DATASET EXCERPTS:
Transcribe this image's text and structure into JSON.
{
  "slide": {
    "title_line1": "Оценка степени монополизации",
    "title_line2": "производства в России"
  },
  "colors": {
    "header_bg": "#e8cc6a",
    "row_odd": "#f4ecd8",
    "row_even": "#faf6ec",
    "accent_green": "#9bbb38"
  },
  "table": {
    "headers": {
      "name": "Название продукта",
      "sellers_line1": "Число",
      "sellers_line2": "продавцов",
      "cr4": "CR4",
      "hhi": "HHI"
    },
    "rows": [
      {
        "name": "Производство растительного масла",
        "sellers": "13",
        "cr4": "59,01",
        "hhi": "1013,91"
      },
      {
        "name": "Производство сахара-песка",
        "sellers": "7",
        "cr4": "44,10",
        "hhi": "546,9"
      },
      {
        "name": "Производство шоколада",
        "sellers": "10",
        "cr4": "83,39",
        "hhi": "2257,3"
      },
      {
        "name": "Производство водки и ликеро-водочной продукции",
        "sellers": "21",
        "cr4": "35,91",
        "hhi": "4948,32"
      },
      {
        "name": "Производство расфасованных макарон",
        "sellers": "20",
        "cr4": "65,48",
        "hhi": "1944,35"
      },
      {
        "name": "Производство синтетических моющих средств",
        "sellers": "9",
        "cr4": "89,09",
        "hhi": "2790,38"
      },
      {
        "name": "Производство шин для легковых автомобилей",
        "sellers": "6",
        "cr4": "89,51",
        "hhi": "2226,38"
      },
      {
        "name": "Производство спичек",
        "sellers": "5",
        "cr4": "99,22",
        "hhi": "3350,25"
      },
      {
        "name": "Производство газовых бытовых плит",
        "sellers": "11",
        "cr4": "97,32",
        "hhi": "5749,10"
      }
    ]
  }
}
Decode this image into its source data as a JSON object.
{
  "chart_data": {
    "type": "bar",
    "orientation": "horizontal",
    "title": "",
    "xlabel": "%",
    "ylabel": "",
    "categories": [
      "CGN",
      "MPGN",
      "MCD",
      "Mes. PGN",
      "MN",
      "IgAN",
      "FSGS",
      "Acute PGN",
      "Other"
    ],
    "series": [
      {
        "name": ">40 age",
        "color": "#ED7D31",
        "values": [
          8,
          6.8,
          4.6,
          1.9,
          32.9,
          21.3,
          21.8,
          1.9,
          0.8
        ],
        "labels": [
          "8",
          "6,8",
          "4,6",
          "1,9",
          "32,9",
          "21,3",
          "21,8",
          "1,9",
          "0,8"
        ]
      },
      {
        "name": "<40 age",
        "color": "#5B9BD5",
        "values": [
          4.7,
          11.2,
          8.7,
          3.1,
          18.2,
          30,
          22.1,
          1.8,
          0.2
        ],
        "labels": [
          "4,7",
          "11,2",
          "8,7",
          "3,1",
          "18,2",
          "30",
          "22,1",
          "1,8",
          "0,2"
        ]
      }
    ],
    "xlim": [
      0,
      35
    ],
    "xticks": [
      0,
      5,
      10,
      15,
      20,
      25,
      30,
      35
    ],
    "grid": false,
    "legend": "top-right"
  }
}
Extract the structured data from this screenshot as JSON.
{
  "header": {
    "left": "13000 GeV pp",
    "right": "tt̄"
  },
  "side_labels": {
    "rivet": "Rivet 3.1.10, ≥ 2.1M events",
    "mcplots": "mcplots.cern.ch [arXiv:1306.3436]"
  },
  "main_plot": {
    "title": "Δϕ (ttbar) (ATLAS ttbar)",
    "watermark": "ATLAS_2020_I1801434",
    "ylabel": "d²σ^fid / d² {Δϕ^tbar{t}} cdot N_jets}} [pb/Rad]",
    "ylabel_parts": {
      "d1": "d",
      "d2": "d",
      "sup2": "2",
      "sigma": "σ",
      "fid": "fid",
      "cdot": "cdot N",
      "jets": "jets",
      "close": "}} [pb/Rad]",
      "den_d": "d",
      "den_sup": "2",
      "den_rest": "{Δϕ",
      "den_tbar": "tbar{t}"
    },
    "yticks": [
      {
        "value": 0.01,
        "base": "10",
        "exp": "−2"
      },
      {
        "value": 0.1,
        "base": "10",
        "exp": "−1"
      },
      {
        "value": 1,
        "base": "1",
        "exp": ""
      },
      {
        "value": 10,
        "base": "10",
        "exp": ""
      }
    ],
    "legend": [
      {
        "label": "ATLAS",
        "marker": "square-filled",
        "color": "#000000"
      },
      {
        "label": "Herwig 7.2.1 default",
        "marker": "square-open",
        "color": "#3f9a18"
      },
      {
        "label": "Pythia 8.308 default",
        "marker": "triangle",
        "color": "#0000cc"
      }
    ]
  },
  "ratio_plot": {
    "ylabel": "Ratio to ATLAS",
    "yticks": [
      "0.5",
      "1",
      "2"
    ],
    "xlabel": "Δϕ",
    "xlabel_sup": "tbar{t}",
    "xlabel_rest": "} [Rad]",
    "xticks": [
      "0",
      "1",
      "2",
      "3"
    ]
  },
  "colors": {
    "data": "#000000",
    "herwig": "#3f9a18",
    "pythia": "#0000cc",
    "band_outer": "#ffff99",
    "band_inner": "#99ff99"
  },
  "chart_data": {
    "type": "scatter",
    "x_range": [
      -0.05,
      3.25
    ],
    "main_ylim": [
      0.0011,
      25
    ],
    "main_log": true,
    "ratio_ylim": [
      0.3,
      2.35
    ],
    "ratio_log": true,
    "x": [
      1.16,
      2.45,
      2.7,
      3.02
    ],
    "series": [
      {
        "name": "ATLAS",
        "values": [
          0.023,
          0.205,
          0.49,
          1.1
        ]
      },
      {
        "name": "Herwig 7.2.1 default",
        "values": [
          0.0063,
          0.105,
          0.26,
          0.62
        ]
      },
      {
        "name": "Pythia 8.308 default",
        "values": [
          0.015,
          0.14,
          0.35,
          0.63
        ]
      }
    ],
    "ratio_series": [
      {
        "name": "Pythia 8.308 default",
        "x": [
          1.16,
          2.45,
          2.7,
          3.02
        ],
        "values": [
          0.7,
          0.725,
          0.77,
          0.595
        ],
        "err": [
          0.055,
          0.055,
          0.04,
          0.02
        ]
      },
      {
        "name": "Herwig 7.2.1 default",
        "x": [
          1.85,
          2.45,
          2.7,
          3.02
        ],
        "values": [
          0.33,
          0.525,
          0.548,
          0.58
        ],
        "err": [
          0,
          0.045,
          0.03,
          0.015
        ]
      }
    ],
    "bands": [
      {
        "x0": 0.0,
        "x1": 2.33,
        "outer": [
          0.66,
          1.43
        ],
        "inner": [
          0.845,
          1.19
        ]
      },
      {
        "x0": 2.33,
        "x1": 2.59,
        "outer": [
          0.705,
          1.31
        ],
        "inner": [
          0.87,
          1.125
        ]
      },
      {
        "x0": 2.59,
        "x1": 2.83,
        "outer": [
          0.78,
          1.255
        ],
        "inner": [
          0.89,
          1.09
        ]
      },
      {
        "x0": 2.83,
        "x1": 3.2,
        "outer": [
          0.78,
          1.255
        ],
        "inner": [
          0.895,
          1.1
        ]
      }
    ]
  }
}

TASK TO COMPLETE: Restate the listing in full, word for word.

SOLUTION:
Transcribe this image's text and structure into JSON.
{
  "slide": {
    "title_line1": "Оценка степени монополизации",
    "title_line2": "производства в России"
  },
  "colors": {
    "header_bg": "#e8cc6a",
    "row_odd": "#f4ecd8",
    "row_even": "#faf6ec",
    "accent_green": "#9bbb38"
  },
  "table": {
    "headers": {
      "name": "Название продукта",
      "sellers_line1": "Число",
      "sellers_line2": "продавцов",
      "cr4": "CR4",
      "hhi": "HHI"
    },
    "rows": [
      {
        "name": "Производство растительного масла",
        "sellers": "13",
        "cr4": "59,01",
        "hhi": "1013,91"
      },
      {
        "name": "Производство сахара-песка",
        "sellers": "7",
        "cr4": "44,10",
        "hhi": "546,9"
      },
      {
        "name": "Производство шоколада",
        "sellers": "10",
        "cr4": "83,39",
        "hhi": "2257,3"
      },
      {
        "name": "Производство водки и ликеро-водочной продукции",
        "sellers": "21",
        "cr4": "35,91",
        "hhi": "4948,32"
      },
      {
        "name": "Производство расфасованных макарон",
        "sellers": "20",
        "cr4": "65,48",
        "hhi": "1944,35"
      },
      {
        "name": "Производство синтетических моющих средств",
        "sellers": "9",
        "cr4": "89,09",
        "hhi": "2790,38"
      },
      {
        "name": "Производство шин для легковых автомобилей",
        "sellers": "6",
        "cr4": "89,51",
        "hhi": "2226,38"
      },
      {
        "name": "Производство спичек",
        "sellers": "5",
        "cr4": "99,22",
        "hhi": "3350,25"
      },
      {
        "name": "Производство газовых бытовых плит",
        "sellers": "11",
        "cr4": "97,32",
        "hhi": "5749,10"
      }
    ]
  }
}
Decode this image into its source data as a JSON object.
{
  "chart_data": {
    "type": "bar",
    "orientation": "horizontal",
    "title": "",
    "xlabel": "%",
    "ylabel": "",
    "categories": [
      "CGN",
      "MPGN",
      "MCD",
      "Mes. PGN",
      "MN",
      "IgAN",
      "FSGS",
      "Acute PGN",
      "Other"
    ],
    "series": [
      {
        "name": ">40 age",
        "color": "#ED7D31",
        "values": [
          8,
          6.8,
          4.6,
          1.9,
          32.9,
          21.3,
          21.8,
          1.9,
          0.8
        ],
        "labels": [
          "8",
          "6,8",
          "4,6",
          "1,9",
          "32,9",
          "21,3",
          "21,8",
          "1,9",
          "0,8"
        ]
      },
      {
        "name": "<40 age",
        "color": "#5B9BD5",
        "values": [
          4.7,
          11.2,
          8.7,
          3.1,
          18.2,
          30,
          22.1,
          1.8,
          0.2
        ],
        "labels": [
          "4,7",
          "11,2",
          "8,7",
          "3,1",
          "18,2",
          "30",
          "22,1",
          "1,8",
          "0,2"
        ]
      }
    ],
    "xlim": [
      0,
      35
    ],
    "xticks": [
      0,
      5,
      10,
      15,
      20,
      25,
      30,
      35
    ],
    "grid": false,
    "legend": "top-right"
  }
}
Extract the structured data from this screenshot as JSON.
{
  "header": {
    "left": "13000 GeV pp",
    "right": "tt̄"
  },
  "side_labels": {
    "rivet": "Rivet 3.1.10, ≥ 2.1M events",
    "mcplots": "mcplots.cern.ch [arXiv:1306.3436]"
  },
  "main_plot": {
    "title": "Δϕ (ttbar) (ATLAS ttbar)",
    "watermark": "ATLAS_2020_I1801434",
    "ylabel": "d²σ^fid / d² {Δϕ^tbar{t}} cdot N_jets}} [pb/Rad]",
    "ylabel_parts": {
      "d1": "d",
      "d2": "d",
      "sup2": "2",
      "sigma": "σ",
      "fid": "fid",
      "cdot": "cdot N",
      "jets": "jets",
      "close": "}} [pb/Rad]",
      "den_d": "d",
      "den_sup": "2",
      "den_rest": "{Δϕ",
      "den_tbar": "tbar{t}"
    },
    "yticks": [
      {
        "value": 0.01,
        "base": "10",
        "exp": "−2"
      },
      {
        "value": 0.1,
        "base": "10",
        "exp": "−1"
      },
      {
        "value": 1,
        "base": "1",
        "exp": ""
      },
      {
        "value": 10,
        "base": "10",
        "exp": ""
      }
    ],
    "legend": [
      {
        "label": "ATLAS",
        "marker": "square-filled",
        "color": "#000000"
      },
      {
        "label": "Herwig 7.2.1 default",
        "marker": "square-open",
        "color": "#3f9a18"
      },
      {
        "label": "Pythia 8.308 default",
        "marker": "triangle",
        "color": "#0000cc"
      }
    ]
  },
  "ratio_plot": {
    "ylabel": "Ratio to ATLAS",
    "yticks": [
      "0.5",
      "1",
      "2"
    ],
    "xlabel": "Δϕ",
    "xlabel_sup": "tbar{t}",
    "xlabel_rest": "} [Rad]",
    "xticks": [
      "0",
      "1",
      "2",
      "3"
    ]
  },
  "colors": {
    "data": "#000000",
    "herwig": "#3f9a18",
    "pythia": "#0000cc",
    "band_outer": "#ffff99",
    "band_inner": "#99ff99"
  },
  "chart_data": {
    "type": "scatter",
    "x_range": [
      -0.05,
      3.25
    ],
    "main_ylim": [
      0.0011,
      25
    ],
    "main_log": true,
    "ratio_ylim": [
      0.3,
      2.35
    ],
    "ratio_log": true,
    "x": [
      1.16,
      2.45,
      2.7,
      3.02
    ],
    "series": [
      {
        "name": "ATLAS",
        "values": [
          0.023,
          0.205,
          0.49,
          1.1
        ]
      },
      {
        "name": "Herwig 7.2.1 default",
        "values": [
          0.0063,
          0.105,
          0.26,
          0.62
        ]
      },
      {
        "name": "Pythia 8.308 default",
        "values": [
          0.015,
          0.14,
          0.35,
          0.63
        ]
      }
    ],
    "ratio_series": [
      {
        "name": "Pythia 8.308 default",
        "x": [
          1.16,
          2.45,
          2.7,
          3.02
        ],
        "values": [
          0.7,
          0.725,
          0.77,
          0.595
        ],
        "err": [
          0.055,
          0.055,
          0.04,
          0.02
        ]
      },
      {
        "name": "Herwig 7.2.1 default",
        "x": [
          1.85,
          2.45,
          2.7,
          3.02
        ],
        "values": [
          0.33,
          0.525,
          0.548,
          0.58
        ],
        "err": [
          0,
          0.045,
          0.03,
          0.015
        ]
      }
    ],
    "bands": [
      {
        "x0": 0.0,
        "x1": 2.33,
        "outer": [
          0.66,
          1.43
        ],
        "inner": [
          0.845,
          1.19
        ]
      },
      {
        "x0": 2.33,
        "x1": 2.59,
        "outer": [
          0.705,
          1.31
        ],
        "inner": [
          0.87,
          1.125
        ]
      },
      {
        "x0": 2.59,
        "x1": 2.83,
        "outer": [
          0.78,
          1.255
        ],
        "inner": [
          0.89,
          1.09
        ]
      },
      {
        "x0": 2.83,
        "x1": 3.2,
        "outer": [
          0.78,
          1.255
        ],
        "inner": [
          0.895,
          1.1
        ]
      }
    ]
  }
}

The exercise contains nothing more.